• [Request]: The listing below should be written out exactly; please include all of it.

Dataset rows about figures
'''

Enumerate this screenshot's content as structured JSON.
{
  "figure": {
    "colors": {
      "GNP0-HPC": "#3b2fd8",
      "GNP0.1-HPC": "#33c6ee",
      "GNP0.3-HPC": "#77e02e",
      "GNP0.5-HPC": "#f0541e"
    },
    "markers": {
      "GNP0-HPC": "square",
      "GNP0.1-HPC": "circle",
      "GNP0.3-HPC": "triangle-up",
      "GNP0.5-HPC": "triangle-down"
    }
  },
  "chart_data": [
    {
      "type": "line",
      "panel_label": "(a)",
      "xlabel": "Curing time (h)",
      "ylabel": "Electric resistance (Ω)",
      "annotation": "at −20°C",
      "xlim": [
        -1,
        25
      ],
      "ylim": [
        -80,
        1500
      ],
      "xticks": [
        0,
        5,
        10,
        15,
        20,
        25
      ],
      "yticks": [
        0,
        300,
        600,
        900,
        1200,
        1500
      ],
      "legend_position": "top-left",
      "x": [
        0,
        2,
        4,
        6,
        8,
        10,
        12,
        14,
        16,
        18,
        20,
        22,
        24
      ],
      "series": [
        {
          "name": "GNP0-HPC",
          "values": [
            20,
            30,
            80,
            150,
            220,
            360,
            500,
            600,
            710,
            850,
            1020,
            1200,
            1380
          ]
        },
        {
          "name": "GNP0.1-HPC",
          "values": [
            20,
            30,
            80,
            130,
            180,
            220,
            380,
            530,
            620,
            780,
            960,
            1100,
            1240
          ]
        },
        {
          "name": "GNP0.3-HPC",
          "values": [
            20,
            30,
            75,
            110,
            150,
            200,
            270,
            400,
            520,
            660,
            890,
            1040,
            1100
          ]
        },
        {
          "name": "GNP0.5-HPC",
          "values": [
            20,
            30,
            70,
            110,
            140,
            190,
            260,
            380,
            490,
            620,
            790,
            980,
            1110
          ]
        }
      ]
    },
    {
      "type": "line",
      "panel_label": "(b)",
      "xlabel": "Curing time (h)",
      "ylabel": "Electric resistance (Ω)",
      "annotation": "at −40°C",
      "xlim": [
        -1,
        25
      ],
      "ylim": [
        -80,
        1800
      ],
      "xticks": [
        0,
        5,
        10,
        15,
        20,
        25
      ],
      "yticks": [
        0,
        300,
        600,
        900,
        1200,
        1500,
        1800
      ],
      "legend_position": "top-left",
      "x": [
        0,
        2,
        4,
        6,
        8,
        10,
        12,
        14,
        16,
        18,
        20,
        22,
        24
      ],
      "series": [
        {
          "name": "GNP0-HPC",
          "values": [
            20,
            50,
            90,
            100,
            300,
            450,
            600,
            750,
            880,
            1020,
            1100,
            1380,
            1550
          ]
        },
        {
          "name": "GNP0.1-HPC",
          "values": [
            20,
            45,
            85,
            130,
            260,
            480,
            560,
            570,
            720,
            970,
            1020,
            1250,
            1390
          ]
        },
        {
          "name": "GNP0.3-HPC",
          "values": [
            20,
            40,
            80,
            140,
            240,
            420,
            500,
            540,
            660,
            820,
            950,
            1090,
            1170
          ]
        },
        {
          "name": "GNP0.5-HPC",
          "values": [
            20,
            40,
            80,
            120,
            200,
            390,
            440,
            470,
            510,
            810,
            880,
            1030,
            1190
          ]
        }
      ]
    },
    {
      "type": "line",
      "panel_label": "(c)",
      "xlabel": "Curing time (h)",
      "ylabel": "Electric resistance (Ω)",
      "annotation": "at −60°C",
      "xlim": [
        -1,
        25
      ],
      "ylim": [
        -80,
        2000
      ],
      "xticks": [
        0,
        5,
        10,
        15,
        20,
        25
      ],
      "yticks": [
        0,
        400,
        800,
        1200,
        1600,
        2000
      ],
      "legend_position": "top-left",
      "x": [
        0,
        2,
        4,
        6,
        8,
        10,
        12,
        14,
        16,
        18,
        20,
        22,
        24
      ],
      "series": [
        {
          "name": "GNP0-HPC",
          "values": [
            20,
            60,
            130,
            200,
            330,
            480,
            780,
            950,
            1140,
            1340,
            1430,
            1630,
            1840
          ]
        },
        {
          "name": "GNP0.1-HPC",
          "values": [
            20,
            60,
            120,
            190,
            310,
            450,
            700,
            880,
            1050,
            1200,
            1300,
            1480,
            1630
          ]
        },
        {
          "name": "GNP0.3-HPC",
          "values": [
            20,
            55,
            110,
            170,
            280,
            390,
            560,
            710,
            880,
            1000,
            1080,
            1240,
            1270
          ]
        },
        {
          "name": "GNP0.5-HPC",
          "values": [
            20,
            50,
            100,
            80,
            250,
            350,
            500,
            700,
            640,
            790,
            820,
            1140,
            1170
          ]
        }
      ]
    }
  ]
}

'''

• [Task response]:
Enumerate this screenshot's content as structured JSON.
{
  "figure": {
    "colors": {
      "GNP0-HPC": "#3b2fd8",
      "GNP0.1-HPC": "#33c6ee",
      "GNP0.3-HPC": "#77e02e",
      "GNP0.5-HPC": "#f0541e"
    },
    "markers": {
      "GNP0-HPC": "square",
      "GNP0.1-HPC": "circle",
      "GNP0.3-HPC": "triangle-up",
      "GNP0.5-HPC": "triangle-down"
    }
  },
  "chart_data": [
    {
      "type": "line",
      "panel_label": "(a)",
      "xlabel": "Curing time (h)",
      "ylabel": "Electric resistance (Ω)",
      "annotation": "at −20°C",
      "xlim": [
        -1,
        25
      ],
      "ylim": [
        -80,
        1500
      ],
      "xticks": [
        0,
        5,
        10,
        15,
        20,
        25
      ],
      "yticks": [
        0,
        300,
        600,
        900,
        1200,
        1500
      ],
      "legend_position": "top-left",
      "x": [
        0,
        2,
        4,
        6,
        8,
        10,
        12,
        14,
        16,
        18,
        20,
        22,
        24
      ],
      "series": [
        {
          "name": "GNP0-HPC",
          "values": [
            20,
            30,
            80,
            150,
            220,
            360,
            500,
            600,
            710,
            850,
            1020,
            1200,
            1380
          ]
        },
        {
          "name": "GNP0.1-HPC",
          "values": [
            20,
            30,
            80,
            130,
            180,
            220,
            380,
            530,
            620,
            780,
            960,
            1100,
            1240
          ]
        },
        {
          "name": "GNP0.3-HPC",
          "values": [
            20,
            30,
            75,
            110,
            150,
            200,
            270,
            400,
            520,
            660,
            890,
            1040,
            1100
          ]
        },
        {
          "name": "GNP0.5-HPC",
          "values": [
            20,
            30,
            70,
            110,
            140,
            190,
            260,
            380,
            490,
            620,
            790,
            980,
            1110
          ]
        }
      ]
    },
    {
      "type": "line",
      "panel_label": "(b)",
      "xlabel": "Curing time (h)",
      "ylabel": "Electric resistance (Ω)",
      "annotation": "at −40°C",
      "xlim": [
        -1,
        25
      ],
      "ylim": [
        -80,
        1800
      ],
      "xticks": [
        0,
        5,
        10,
        15,
        20,
        25
      ],
      "yticks": [
        0,
        300,
        600,
        900,
        1200,
        1500,
        1800
      ],
      "legend_position": "top-left",
      "x": [
        0,
        2,
        4,
        6,
        8,
        10,
        12,
        14,
        16,
        18,
        20,
        22,
        24
      ],
      "series": [
        {
          "name": "GNP0-HPC",
          "values": [
            20,
            50,
            90,
            100,
            300,
            450,
            600,
            750,
            880,
            1020,
            1100,
            1380,
            1550
          ]
        },
        {
          "name": "GNP0.1-HPC",
          "values": [
            20,
            45,
            85,
            130,
            260,
            480,
            560,
            570,
            720,
            970,
            1020,
            1250,
            1390
          ]
        },
        {
          "name": "GNP0.3-HPC",
          "values": [
            20,
            40,
            80,
            140,
            240,
            420,
            500,
            540,
            660,
            820,
            950,
            1090,
            1170
          ]
        },
        {
          "name": "GNP0.5-HPC",
          "values": [
            20,
            40,
            80,
            120,
            200,
            390,
            440,
            470,
            510,
            810,
            880,
            1030,
            1190
          ]
        }
      ]
    },
    {
      "type": "line",
      "panel_label": "(c)",
      "xlabel": "Curing time (h)",
      "ylabel": "Electric resistance (Ω)",
      "annotation": "at −60°C",
      "xlim": [
        -1,
        25
      ],
      "ylim": [
        -80,
        2000
      ],
      "xticks": [
        0,
        5,
        10,
        15,
        20,
        25
      ],
      "yticks": [
        0,
        400,
        800,
        1200,
        1600,
        2000
      ],
      "legend_position": "top-left",
      "x": [
        0,
        2,
        4,
        6,
        8,
        10,
        12,
        14,
        16,
        18,
        20,
        22,
        24
      ],
      "series": [
        {
          "name": "GNP0-HPC",
          "values": [
            20,
            60,
            130,
            200,
            330,
            480,
            780,
            950,
            1140,
            1340,
            1430,
            1630,
            1840
          ]
        },
        {
          "name": "GNP0.1-HPC",
          "values": [
            20,
            60,
            120,
            190,
            310,
            450,
            700,
            880,
            1050,
            1200,
            1300,
            1480,
            1630
          ]
        },
        {
          "name": "GNP0.3-HPC",
          "values": [
            20,
            55,
            110,
            170,
            280,
            390,
            560,
            710,
            880,
            1000,
            1080,
            1240,
            1270
          ]
        },
        {
          "name": "GNP0.5-HPC",
          "values": [
            20,
            50,
            100,
            80,
            250,
            350,
            500,
            700,
            640,
            790,
            820,
            1140,
            1170
          ]
        }
      ]
    }
  ]
}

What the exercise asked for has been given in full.